> [Written task]:
Give the number of lines below that contain the word "JSON", and nothing else.

> [Supplied material]:
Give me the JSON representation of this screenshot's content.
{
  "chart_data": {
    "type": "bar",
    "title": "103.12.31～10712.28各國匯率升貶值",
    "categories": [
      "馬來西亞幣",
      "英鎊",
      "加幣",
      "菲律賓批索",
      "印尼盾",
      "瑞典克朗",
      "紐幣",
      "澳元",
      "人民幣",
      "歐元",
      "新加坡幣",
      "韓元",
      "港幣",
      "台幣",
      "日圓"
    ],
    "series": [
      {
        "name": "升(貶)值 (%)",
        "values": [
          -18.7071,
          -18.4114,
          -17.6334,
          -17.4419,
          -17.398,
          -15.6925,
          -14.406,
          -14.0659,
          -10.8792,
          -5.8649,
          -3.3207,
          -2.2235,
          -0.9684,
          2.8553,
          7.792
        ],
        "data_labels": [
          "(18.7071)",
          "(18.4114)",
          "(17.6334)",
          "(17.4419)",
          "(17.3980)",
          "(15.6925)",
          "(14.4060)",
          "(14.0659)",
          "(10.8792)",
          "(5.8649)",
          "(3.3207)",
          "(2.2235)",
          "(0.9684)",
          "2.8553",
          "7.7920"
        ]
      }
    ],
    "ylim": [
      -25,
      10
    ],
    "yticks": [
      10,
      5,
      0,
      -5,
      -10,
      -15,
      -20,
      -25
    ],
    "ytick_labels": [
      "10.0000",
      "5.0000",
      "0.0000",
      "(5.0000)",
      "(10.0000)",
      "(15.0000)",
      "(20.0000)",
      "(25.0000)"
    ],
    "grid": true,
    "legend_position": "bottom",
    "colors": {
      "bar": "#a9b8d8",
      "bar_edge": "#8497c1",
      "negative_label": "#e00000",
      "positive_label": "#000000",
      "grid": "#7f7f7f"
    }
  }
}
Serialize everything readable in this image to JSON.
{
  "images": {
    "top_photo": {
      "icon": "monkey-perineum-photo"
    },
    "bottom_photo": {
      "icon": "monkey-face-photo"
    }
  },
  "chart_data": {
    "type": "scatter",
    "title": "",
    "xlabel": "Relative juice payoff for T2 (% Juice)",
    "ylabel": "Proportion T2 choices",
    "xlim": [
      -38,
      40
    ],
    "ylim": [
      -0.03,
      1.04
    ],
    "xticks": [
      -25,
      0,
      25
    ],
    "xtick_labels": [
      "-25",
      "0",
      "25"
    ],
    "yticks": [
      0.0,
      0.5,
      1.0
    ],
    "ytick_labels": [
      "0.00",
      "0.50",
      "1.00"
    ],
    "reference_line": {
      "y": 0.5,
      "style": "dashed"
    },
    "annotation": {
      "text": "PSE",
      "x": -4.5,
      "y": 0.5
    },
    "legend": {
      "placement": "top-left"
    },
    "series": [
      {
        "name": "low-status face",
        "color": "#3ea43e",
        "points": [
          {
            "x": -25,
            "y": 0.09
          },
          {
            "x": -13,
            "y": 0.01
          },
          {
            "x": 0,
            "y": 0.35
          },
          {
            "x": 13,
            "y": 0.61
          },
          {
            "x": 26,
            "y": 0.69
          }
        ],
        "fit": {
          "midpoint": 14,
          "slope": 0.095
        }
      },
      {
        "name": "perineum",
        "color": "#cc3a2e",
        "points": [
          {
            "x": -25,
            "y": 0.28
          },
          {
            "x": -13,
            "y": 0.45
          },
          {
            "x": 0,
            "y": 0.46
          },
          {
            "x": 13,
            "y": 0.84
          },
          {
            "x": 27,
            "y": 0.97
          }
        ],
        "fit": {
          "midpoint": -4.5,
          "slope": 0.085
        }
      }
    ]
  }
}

> [Correct answer]:
2